◆ Stored entries

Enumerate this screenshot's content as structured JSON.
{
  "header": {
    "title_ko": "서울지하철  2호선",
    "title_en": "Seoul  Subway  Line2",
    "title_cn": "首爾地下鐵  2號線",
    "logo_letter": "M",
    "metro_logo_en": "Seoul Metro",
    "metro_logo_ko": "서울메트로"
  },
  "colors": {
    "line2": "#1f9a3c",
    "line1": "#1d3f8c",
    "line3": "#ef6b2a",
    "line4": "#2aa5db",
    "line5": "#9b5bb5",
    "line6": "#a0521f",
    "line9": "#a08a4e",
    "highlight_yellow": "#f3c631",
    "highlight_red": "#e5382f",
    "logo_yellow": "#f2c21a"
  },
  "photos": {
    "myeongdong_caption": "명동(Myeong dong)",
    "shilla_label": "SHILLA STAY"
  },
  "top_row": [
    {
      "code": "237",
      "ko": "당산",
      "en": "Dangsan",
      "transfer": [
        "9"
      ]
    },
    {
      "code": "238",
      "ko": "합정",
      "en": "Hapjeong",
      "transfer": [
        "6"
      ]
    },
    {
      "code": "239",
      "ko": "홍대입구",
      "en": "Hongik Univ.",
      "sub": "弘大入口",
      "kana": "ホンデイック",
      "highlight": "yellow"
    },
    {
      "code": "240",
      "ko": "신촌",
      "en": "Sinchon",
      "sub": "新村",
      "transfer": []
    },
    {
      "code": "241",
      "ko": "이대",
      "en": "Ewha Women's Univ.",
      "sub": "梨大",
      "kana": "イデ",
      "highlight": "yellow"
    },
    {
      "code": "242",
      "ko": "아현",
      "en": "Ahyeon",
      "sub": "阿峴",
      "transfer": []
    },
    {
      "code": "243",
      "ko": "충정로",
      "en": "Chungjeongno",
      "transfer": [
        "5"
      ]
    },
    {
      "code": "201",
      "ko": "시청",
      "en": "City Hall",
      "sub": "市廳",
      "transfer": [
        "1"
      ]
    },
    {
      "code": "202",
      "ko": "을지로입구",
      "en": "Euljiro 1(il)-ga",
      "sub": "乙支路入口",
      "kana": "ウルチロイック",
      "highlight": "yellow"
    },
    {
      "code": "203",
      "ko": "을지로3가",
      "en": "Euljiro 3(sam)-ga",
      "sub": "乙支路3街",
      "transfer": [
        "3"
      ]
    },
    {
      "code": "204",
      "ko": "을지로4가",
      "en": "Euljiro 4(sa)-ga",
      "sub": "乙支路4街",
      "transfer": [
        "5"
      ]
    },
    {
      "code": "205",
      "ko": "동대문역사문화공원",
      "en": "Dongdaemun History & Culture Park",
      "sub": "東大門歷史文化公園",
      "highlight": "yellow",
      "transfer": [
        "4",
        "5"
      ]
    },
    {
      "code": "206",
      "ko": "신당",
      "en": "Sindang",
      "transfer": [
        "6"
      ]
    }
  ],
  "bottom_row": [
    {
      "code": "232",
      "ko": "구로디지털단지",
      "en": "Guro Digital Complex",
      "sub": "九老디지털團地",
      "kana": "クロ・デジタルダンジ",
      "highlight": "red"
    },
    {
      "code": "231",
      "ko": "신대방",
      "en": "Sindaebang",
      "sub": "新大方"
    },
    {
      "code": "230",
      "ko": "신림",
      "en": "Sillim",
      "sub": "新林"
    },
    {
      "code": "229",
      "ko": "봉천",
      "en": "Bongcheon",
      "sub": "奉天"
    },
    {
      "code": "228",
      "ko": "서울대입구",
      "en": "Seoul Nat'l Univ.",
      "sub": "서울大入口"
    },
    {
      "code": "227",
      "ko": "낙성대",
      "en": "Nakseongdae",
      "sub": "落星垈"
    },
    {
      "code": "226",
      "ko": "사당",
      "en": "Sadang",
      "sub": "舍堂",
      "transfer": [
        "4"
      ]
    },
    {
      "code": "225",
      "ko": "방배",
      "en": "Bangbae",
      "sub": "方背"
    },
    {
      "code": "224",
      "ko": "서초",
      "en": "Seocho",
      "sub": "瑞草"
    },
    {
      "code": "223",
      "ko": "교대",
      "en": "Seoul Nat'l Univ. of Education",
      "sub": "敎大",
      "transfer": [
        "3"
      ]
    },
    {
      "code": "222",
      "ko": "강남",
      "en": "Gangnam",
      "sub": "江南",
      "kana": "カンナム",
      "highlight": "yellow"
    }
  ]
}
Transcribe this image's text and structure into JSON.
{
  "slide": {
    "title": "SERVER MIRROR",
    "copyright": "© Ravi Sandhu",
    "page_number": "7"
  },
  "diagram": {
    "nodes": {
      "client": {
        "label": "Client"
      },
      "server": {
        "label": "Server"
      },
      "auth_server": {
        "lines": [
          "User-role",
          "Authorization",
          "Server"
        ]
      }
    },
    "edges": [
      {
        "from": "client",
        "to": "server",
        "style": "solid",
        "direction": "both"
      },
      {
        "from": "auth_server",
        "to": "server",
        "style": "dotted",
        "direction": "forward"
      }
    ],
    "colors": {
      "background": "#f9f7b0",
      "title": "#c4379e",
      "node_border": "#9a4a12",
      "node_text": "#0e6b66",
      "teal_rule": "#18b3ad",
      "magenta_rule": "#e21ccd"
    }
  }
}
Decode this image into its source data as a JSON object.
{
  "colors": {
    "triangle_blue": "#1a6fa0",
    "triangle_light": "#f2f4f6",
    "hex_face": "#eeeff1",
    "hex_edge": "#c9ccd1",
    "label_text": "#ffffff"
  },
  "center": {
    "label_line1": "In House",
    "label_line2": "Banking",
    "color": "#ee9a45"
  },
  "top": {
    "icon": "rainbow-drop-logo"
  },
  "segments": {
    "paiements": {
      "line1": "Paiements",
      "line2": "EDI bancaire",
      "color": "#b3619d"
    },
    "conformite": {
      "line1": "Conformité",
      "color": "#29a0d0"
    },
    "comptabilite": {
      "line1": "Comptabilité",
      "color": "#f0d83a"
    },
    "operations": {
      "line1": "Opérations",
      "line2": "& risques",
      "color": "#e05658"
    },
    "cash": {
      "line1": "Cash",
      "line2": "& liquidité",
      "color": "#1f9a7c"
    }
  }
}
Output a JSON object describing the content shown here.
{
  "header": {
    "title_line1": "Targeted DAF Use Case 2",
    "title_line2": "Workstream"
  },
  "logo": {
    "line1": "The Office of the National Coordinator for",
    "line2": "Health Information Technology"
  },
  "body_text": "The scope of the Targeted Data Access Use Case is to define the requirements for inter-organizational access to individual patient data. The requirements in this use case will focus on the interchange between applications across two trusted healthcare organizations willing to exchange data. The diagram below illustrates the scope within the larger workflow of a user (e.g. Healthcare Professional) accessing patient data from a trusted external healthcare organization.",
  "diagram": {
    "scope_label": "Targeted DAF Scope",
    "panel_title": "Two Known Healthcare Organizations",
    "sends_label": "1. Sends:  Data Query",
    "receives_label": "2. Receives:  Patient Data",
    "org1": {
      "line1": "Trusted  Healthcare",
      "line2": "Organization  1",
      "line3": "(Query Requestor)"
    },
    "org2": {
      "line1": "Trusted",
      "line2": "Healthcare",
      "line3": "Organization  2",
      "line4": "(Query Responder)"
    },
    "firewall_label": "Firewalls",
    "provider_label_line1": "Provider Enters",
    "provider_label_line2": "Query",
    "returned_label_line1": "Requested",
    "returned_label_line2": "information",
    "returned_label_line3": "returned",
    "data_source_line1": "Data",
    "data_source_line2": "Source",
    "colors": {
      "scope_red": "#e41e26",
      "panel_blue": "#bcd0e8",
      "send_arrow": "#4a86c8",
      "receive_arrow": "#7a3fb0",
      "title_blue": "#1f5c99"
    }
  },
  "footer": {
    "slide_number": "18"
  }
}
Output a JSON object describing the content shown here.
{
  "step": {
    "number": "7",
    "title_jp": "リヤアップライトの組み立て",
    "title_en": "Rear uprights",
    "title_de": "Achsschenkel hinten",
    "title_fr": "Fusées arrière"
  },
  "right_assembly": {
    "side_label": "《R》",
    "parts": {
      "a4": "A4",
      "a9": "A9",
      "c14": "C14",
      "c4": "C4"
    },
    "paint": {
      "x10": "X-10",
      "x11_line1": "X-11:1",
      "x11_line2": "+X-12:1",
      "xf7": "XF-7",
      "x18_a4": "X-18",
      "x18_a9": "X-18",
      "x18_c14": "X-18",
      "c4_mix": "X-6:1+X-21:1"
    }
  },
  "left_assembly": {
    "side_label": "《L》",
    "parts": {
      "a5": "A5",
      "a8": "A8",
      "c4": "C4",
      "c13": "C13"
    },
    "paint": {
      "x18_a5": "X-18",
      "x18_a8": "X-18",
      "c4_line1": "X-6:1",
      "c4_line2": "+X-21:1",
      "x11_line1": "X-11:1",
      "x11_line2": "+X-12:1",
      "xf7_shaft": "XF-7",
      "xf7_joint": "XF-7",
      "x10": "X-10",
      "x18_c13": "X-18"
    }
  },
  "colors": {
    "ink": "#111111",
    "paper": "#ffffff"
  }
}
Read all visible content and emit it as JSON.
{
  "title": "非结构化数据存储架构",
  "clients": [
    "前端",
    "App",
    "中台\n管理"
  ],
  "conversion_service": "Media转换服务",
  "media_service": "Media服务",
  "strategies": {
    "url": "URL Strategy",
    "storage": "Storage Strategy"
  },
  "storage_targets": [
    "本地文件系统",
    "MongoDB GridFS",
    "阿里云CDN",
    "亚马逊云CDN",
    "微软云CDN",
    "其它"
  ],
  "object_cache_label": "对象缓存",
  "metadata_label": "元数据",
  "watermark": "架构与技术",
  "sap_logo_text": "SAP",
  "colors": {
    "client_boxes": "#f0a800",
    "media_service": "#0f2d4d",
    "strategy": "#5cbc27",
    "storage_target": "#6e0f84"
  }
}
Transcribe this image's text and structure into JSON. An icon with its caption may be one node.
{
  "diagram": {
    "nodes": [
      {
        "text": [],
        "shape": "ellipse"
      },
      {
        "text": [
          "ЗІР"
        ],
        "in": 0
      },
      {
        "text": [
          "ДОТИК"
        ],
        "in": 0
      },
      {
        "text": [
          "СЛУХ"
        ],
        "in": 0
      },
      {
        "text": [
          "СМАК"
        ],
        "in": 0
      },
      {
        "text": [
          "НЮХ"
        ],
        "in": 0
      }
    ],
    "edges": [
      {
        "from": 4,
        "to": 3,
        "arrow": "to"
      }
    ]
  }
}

◆ Request
Starting at the line that contains "Transcribe this image's text and structure into JSON. An", copy each line exactly through the end of the listing above. Include that first line and the last one, and add nothing.

◆ Solution for this problem
Transcribe this image's text and structure into JSON. An icon with its caption may be one node.
{
  "diagram": {
    "nodes": [
      {
        "text": [],
        "shape": "ellipse"
      },
      {
        "text": [
          "ЗІР"
        ],
        "in": 0
      },
      {
        "text": [
          "ДОТИК"
        ],
        "in": 0
      },
      {
        "text": [
          "СЛУХ"
        ],
        "in": 0
      },
      {
        "text": [
          "СМАК"
        ],
        "in": 0
      },
      {
        "text": [
          "НЮХ"
        ],
        "in": 0
      }
    ],
    "edges": [
      {
        "from": 4,
        "to": 3,
        "arrow": "to"
      }
    ]
  }
}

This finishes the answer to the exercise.